Give the number of lines in the data that hold the string "image". Nothing else is needed.

++++++++

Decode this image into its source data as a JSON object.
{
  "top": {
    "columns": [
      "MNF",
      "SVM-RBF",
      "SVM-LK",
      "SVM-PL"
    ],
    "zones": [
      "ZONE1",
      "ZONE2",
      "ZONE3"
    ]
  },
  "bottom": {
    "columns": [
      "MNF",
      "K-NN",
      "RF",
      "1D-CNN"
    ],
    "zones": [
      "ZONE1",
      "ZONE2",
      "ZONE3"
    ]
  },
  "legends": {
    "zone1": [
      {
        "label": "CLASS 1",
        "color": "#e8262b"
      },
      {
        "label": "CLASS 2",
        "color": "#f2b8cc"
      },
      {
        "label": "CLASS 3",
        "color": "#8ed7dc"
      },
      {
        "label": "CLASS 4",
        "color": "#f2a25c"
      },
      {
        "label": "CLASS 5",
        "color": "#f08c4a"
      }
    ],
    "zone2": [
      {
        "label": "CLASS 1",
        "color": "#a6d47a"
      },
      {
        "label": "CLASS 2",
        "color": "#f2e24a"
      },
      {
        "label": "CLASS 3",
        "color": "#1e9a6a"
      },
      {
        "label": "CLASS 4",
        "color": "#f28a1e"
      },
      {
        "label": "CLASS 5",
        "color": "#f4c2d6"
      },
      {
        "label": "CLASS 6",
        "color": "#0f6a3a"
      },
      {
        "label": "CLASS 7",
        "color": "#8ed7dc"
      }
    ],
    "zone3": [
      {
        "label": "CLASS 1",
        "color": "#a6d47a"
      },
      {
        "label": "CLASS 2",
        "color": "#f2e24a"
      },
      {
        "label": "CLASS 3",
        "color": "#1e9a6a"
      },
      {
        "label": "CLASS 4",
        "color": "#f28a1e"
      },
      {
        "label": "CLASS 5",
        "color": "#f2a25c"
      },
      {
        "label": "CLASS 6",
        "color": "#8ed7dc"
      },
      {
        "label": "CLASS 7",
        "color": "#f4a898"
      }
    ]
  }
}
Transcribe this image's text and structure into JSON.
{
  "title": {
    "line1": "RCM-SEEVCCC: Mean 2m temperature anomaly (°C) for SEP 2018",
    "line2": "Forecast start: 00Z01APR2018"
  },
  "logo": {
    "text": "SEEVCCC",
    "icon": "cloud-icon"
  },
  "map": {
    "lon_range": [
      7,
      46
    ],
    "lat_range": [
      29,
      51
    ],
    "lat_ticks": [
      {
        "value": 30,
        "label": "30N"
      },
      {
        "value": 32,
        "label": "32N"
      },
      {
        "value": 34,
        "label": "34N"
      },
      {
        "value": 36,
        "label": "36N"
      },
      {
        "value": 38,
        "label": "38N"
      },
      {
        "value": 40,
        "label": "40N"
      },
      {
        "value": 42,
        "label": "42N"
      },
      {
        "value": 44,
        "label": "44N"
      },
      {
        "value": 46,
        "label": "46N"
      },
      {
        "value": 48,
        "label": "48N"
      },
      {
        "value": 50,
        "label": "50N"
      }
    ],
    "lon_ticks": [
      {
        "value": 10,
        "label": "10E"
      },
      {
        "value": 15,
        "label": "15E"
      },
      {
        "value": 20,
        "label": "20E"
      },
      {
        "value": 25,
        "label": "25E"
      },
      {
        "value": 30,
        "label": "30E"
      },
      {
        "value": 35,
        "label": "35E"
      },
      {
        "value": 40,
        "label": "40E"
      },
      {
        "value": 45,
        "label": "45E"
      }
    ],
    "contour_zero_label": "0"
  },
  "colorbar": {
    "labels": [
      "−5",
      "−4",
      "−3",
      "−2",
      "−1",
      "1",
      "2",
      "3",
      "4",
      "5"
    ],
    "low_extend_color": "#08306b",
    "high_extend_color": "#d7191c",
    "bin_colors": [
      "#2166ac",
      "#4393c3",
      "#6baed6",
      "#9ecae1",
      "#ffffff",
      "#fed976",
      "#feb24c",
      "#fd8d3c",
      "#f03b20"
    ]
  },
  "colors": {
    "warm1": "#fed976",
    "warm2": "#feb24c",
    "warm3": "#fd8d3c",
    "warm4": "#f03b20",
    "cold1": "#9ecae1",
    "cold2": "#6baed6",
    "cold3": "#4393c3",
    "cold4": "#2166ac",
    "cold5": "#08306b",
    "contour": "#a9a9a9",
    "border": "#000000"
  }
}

++++++++

◆ **COMPLETE ANSWER**
2